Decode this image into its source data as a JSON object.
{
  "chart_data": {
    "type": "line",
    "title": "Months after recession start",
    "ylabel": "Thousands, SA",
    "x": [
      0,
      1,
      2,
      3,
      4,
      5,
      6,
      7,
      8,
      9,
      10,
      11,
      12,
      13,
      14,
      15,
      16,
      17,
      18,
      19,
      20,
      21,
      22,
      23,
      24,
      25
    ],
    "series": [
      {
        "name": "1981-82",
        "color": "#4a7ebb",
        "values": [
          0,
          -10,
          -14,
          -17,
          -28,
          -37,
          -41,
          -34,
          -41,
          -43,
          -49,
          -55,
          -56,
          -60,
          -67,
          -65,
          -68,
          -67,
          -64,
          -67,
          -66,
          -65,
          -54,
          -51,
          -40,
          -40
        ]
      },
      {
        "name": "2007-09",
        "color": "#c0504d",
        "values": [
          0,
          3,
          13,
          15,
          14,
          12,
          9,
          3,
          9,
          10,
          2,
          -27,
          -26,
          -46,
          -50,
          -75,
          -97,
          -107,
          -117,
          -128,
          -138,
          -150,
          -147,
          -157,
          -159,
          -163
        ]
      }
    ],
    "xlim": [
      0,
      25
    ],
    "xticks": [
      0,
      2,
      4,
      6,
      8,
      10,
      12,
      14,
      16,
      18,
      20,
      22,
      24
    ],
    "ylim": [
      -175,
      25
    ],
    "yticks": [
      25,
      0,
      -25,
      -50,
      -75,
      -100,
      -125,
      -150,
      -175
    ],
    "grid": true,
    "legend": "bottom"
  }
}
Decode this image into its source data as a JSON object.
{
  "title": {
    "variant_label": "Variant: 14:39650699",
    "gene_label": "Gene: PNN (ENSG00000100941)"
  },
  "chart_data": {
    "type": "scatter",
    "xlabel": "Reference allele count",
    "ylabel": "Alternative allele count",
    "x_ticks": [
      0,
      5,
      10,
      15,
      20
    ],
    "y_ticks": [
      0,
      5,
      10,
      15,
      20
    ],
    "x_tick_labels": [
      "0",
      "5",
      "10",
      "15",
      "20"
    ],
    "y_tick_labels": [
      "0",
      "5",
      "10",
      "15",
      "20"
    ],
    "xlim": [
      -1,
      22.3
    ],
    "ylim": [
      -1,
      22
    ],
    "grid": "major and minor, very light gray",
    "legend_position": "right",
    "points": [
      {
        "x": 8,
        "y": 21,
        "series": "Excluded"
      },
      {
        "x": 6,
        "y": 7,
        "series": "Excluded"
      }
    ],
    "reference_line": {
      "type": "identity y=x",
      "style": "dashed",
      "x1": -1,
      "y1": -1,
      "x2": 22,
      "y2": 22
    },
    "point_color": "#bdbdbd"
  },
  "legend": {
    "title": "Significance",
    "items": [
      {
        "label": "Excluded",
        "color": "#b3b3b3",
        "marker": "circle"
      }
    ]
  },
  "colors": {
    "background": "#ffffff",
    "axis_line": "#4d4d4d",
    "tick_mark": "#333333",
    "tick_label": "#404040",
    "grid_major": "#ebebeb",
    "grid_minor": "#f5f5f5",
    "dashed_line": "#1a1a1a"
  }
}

◆ **EXERCISE AIM**
Go through the records above and retype each one exactly.

◆ **WORKED SOLUTION**
Decode this image into its source data as a JSON object.
{
  "chart_data": {
    "type": "line",
    "title": "Months after recession start",
    "ylabel": "Thousands, SA",
    "x": [
      0,
      1,
      2,
      3,
      4,
      5,
      6,
      7,
      8,
      9,
      10,
      11,
      12,
      13,
      14,
      15,
      16,
      17,
      18,
      19,
      20,
      21,
      22,
      23,
      24,
      25
    ],
    "series": [
      {
        "name": "1981-82",
        "color": "#4a7ebb",
        "values": [
          0,
          -10,
          -14,
          -17,
          -28,
          -37,
          -41,
          -34,
          -41,
          -43,
          -49,
          -55,
          -56,
          -60,
          -67,
          -65,
          -68,
          -67,
          -64,
          -67,
          -66,
          -65,
          -54,
          -51,
          -40,
          -40
        ]
      },
      {
        "name": "2007-09",
        "color": "#c0504d",
        "values": [
          0,
          3,
          13,
          15,
          14,
          12,
          9,
          3,
          9,
          10,
          2,
          -27,
          -26,
          -46,
          -50,
          -75,
          -97,
          -107,
          -117,
          -128,
          -138,
          -150,
          -147,
          -157,
          -159,
          -163
        ]
      }
    ],
    "xlim": [
      0,
      25
    ],
    "xticks": [
      0,
      2,
      4,
      6,
      8,
      10,
      12,
      14,
      16,
      18,
      20,
      22,
      24
    ],
    "ylim": [
      -175,
      25
    ],
    "yticks": [
      25,
      0,
      -25,
      -50,
      -75,
      -100,
      -125,
      -150,
      -175
    ],
    "grid": true,
    "legend": "bottom"
  }
}
Decode this image into its source data as a JSON object.
{
  "title": {
    "variant_label": "Variant: 14:39650699",
    "gene_label": "Gene: PNN (ENSG00000100941)"
  },
  "chart_data": {
    "type": "scatter",
    "xlabel": "Reference allele count",
    "ylabel": "Alternative allele count",
    "x_ticks": [
      0,
      5,
      10,
      15,
      20
    ],
    "y_ticks": [
      0,
      5,
      10,
      15,
      20
    ],
    "x_tick_labels": [
      "0",
      "5",
      "10",
      "15",
      "20"
    ],
    "y_tick_labels": [
      "0",
      "5",
      "10",
      "15",
      "20"
    ],
    "xlim": [
      -1,
      22.3
    ],
    "ylim": [
      -1,
      22
    ],
    "grid": "major and minor, very light gray",
    "legend_position": "right",
    "points": [
      {
        "x": 8,
        "y": 21,
        "series": "Excluded"
      },
      {
        "x": 6,
        "y": 7,
        "series": "Excluded"
      }
    ],
    "reference_line": {
      "type": "identity y=x",
      "style": "dashed",
      "x1": -1,
      "y1": -1,
      "x2": 22,
      "y2": 22
    },
    "point_color": "#bdbdbd"
  },
  "legend": {
    "title": "Significance",
    "items": [
      {
        "label": "Excluded",
        "color": "#b3b3b3",
        "marker": "circle"
      }
    ]
  },
  "colors": {
    "background": "#ffffff",
    "axis_line": "#4d4d4d",
    "tick_mark": "#333333",
    "tick_label": "#404040",
    "grid_major": "#ebebeb",
    "grid_minor": "#f5f5f5",
    "dashed_line": "#1a1a1a"
  }
}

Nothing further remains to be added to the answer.